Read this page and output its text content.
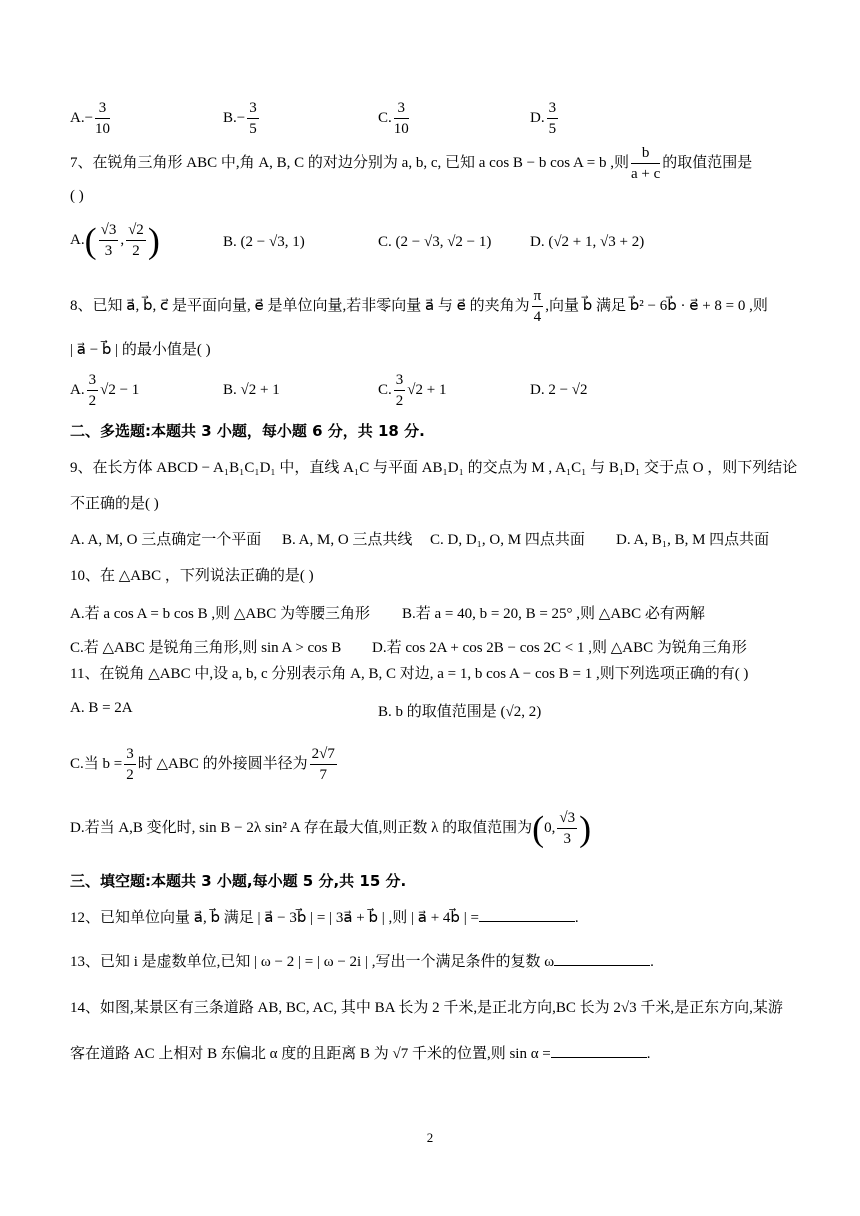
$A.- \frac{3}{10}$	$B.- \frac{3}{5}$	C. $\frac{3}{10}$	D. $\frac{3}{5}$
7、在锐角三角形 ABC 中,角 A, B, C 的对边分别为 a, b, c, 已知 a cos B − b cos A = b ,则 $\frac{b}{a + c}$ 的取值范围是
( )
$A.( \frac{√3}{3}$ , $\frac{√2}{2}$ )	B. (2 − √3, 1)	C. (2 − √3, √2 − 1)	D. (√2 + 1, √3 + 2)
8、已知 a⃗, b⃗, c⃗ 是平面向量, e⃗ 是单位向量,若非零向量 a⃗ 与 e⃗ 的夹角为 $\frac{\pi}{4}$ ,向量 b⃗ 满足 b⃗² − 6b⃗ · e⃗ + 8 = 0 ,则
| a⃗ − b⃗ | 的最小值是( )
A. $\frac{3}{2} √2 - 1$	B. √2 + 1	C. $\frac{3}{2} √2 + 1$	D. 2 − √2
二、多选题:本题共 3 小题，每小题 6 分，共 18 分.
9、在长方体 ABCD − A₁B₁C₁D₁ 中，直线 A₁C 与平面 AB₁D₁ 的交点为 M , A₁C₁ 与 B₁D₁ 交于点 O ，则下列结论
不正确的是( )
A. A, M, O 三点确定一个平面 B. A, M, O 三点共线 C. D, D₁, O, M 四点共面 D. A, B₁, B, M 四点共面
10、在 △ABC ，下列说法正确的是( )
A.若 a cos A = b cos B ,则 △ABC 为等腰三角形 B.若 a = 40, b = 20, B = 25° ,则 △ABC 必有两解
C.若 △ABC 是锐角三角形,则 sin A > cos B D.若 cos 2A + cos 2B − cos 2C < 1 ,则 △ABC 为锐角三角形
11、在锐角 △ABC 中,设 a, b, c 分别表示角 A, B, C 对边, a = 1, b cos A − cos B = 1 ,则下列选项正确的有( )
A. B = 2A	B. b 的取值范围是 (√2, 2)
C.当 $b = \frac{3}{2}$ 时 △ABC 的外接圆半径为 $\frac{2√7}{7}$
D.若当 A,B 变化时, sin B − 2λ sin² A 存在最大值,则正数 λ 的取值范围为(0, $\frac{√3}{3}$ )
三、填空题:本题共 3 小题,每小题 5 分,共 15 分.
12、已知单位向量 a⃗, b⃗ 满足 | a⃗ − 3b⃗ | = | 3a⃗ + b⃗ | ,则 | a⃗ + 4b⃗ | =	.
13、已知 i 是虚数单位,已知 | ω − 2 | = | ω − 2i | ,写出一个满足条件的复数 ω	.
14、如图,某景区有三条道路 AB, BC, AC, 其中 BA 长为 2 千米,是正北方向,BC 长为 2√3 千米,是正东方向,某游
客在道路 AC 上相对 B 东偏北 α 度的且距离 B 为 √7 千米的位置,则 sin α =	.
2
• • • • • • •
Leave out the pictures and retype every line above exactly.

Read this page and output its text content.
$A.- \frac{3}{10}$	$B.- \frac{3}{5}$	C. $\frac{3}{10}$	D. $\frac{3}{5}$
7、在锐角三角形 ABC 中,角 A, B, C 的对边分别为 a, b, c, 已知 a cos B − b cos A = b ,则 $\frac{b}{a + c}$ 的取值范围是
( )
$A.( \frac{√3}{3}$ , $\frac{√2}{2}$ )	B. (2 − √3, 1)	C. (2 − √3, √2 − 1)	D. (√2 + 1, √3 + 2)
8、已知 a⃗, b⃗, c⃗ 是平面向量, e⃗ 是单位向量,若非零向量 a⃗ 与 e⃗ 的夹角为 $\frac{\pi}{4}$ ,向量 b⃗ 满足 b⃗² − 6b⃗ · e⃗ + 8 = 0 ,则
| a⃗ − b⃗ | 的最小值是( )
A. $\frac{3}{2} √2 - 1$	B. √2 + 1	C. $\frac{3}{2} √2 + 1$	D. 2 − √2
二、多选题:本题共 3 小题，每小题 6 分，共 18 分.
9、在长方体 ABCD − A₁B₁C₁D₁ 中，直线 A₁C 与平面 AB₁D₁ 的交点为 M , A₁C₁ 与 B₁D₁ 交于点 O ，则下列结论
不正确的是( )
A. A, M, O 三点确定一个平面 B. A, M, O 三点共线 C. D, D₁, O, M 四点共面 D. A, B₁, B, M 四点共面
10、在 △ABC ，下列说法正确的是( )
A.若 a cos A = b cos B ,则 △ABC 为等腰三角形 B.若 a = 40, b = 20, B = 25° ,则 △ABC 必有两解
C.若 △ABC 是锐角三角形,则 sin A > cos B D.若 cos 2A + cos 2B − cos 2C < 1 ,则 △ABC 为锐角三角形
11、在锐角 △ABC 中,设 a, b, c 分别表示角 A, B, C 对边, a = 1, b cos A − cos B = 1 ,则下列选项正确的有( )
A. B = 2A	B. b 的取值范围是 (√2, 2)
C.当 $b = \frac{3}{2}$ 时 △ABC 的外接圆半径为 $\frac{2√7}{7}$
D.若当 A,B 变化时, sin B − 2λ sin² A 存在最大值,则正数 λ 的取值范围为(0, $\frac{√3}{3}$ )
三、填空题:本题共 3 小题,每小题 5 分,共 15 分.
12、已知单位向量 a⃗, b⃗ 满足 | a⃗ − 3b⃗ | = | 3a⃗ + b⃗ | ,则 | a⃗ + 4b⃗ | =	.
13、已知 i 是虚数单位,已知 | ω − 2 | = | ω − 2i | ,写出一个满足条件的复数 ω	.
14、如图,某景区有三条道路 AB, BC, AC, 其中 BA 长为 2 千米,是正北方向,BC 长为 2√3 千米,是正东方向,某游
客在道路 AC 上相对 B 东偏北 α 度的且距离 B 为 √7 千米的位置,则 sin α =	.
2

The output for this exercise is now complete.